## Objective:
Each record below should appear again exactly as written.

* BEGIN *

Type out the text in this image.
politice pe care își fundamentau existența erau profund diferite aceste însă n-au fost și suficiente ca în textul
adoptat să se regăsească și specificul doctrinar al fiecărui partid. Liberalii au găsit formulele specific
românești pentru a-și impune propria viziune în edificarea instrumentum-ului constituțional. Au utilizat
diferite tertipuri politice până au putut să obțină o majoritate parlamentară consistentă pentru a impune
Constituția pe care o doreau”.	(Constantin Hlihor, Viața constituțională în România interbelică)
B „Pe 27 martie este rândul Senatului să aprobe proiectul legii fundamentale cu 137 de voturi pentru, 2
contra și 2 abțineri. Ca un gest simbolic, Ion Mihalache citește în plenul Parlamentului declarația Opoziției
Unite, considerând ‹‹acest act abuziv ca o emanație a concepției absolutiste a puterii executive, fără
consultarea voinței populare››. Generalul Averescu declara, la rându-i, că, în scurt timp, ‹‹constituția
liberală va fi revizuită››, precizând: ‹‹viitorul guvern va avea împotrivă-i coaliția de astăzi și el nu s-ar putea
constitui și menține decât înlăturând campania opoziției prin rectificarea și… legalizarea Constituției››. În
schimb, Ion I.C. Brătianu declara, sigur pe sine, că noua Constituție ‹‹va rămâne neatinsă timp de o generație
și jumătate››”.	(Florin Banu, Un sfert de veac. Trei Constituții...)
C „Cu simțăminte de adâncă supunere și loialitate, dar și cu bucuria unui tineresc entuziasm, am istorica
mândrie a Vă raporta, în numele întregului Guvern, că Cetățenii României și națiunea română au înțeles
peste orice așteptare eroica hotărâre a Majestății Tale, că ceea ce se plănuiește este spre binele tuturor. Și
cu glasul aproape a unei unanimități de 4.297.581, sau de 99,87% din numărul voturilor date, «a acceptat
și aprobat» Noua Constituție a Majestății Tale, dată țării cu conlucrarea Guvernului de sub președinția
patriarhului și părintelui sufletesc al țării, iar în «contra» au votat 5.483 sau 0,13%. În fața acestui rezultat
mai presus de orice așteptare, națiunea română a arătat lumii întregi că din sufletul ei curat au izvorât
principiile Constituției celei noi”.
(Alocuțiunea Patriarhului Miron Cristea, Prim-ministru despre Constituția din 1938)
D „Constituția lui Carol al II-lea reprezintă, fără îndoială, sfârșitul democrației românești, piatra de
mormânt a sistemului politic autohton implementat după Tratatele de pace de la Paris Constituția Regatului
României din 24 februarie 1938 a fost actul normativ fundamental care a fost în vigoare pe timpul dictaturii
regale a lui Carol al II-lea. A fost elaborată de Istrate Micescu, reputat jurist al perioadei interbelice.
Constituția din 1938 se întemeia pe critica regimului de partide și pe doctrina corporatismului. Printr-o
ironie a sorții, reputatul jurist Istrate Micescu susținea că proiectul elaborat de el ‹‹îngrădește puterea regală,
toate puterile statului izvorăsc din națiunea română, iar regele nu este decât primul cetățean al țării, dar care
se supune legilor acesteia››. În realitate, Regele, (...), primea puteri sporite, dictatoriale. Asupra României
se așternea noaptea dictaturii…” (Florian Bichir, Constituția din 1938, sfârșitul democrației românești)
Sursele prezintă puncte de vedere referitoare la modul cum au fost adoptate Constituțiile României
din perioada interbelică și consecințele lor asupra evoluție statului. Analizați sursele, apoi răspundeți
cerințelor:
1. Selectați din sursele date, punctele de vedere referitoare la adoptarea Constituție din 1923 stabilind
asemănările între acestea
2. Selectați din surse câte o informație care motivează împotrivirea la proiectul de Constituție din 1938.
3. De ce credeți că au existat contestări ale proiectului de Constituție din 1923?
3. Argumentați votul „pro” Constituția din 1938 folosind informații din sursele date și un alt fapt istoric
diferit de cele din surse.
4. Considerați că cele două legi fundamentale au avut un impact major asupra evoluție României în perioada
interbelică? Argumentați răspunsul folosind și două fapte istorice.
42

* END *

## Written answer:
Type out the text in this image.
politice pe care își fundamentau existența erau profund diferite aceste însă n-au fost și suficiente ca în textul
adoptat să se regăsească și specificul doctrinar al fiecărui partid. Liberalii au găsit formulele specific
românești pentru a-și impune propria viziune în edificarea instrumentum-ului constituțional. Au utilizat
diferite tertipuri politice până au putut să obțină o majoritate parlamentară consistentă pentru a impune
Constituția pe care o doreau”.	(Constantin Hlihor, Viața constituțională în România interbelică)
B „Pe 27 martie este rândul Senatului să aprobe proiectul legii fundamentale cu 137 de voturi pentru, 2
contra și 2 abțineri. Ca un gest simbolic, Ion Mihalache citește în plenul Parlamentului declarația Opoziției
Unite, considerând ‹‹acest act abuziv ca o emanație a concepției absolutiste a puterii executive, fără
consultarea voinței populare››. Generalul Averescu declara, la rându-i, că, în scurt timp, ‹‹constituția
liberală va fi revizuită››, precizând: ‹‹viitorul guvern va avea împotrivă-i coaliția de astăzi și el nu s-ar putea
constitui și menține decât înlăturând campania opoziției prin rectificarea și… legalizarea Constituției››. În
schimb, Ion I.C. Brătianu declara, sigur pe sine, că noua Constituție ‹‹va rămâne neatinsă timp de o generație
și jumătate››”.	(Florin Banu, Un sfert de veac. Trei Constituții...)
C „Cu simțăminte de adâncă supunere și loialitate, dar și cu bucuria unui tineresc entuziasm, am istorica
mândrie a Vă raporta, în numele întregului Guvern, că Cetățenii României și națiunea română au înțeles
peste orice așteptare eroica hotărâre a Majestății Tale, că ceea ce se plănuiește este spre binele tuturor. Și
cu glasul aproape a unei unanimități de 4.297.581, sau de 99,87% din numărul voturilor date, «a acceptat
și aprobat» Noua Constituție a Majestății Tale, dată țării cu conlucrarea Guvernului de sub președinția
patriarhului și părintelui sufletesc al țării, iar în «contra» au votat 5.483 sau 0,13%. În fața acestui rezultat
mai presus de orice așteptare, națiunea română a arătat lumii întregi că din sufletul ei curat au izvorât
principiile Constituției celei noi”.
(Alocuțiunea Patriarhului Miron Cristea, Prim-ministru despre Constituția din 1938)
D „Constituția lui Carol al II-lea reprezintă, fără îndoială, sfârșitul democrației românești, piatra de
mormânt a sistemului politic autohton implementat după Tratatele de pace de la Paris Constituția Regatului
României din 24 februarie 1938 a fost actul normativ fundamental care a fost în vigoare pe timpul dictaturii
regale a lui Carol al II-lea. A fost elaborată de Istrate Micescu, reputat jurist al perioadei interbelice.
Constituția din 1938 se întemeia pe critica regimului de partide și pe doctrina corporatismului. Printr-o
ironie a sorții, reputatul jurist Istrate Micescu susținea că proiectul elaborat de el ‹‹îngrădește puterea regală,
toate puterile statului izvorăsc din națiunea română, iar regele nu este decât primul cetățean al țării, dar care
se supune legilor acesteia››. În realitate, Regele, (...), primea puteri sporite, dictatoriale. Asupra României
se așternea noaptea dictaturii…” (Florian Bichir, Constituția din 1938, sfârșitul democrației românești)
Sursele prezintă puncte de vedere referitoare la modul cum au fost adoptate Constituțiile României
din perioada interbelică și consecințele lor asupra evoluție statului. Analizați sursele, apoi răspundeți
cerințelor:
1. Selectați din sursele date, punctele de vedere referitoare la adoptarea Constituție din 1923 stabilind
asemănările între acestea
2. Selectați din surse câte o informație care motivează împotrivirea la proiectul de Constituție din 1938.
3. De ce credeți că au existat contestări ale proiectului de Constituție din 1923?
3. Argumentați votul „pro” Constituția din 1938 folosind informații din sursele date și un alt fapt istoric
diferit de cele din surse.
4. Considerați că cele două legi fundamentale au avut un impact major asupra evoluție României în perioada
interbelică? Argumentați răspunsul folosind și două fapte istorice.
42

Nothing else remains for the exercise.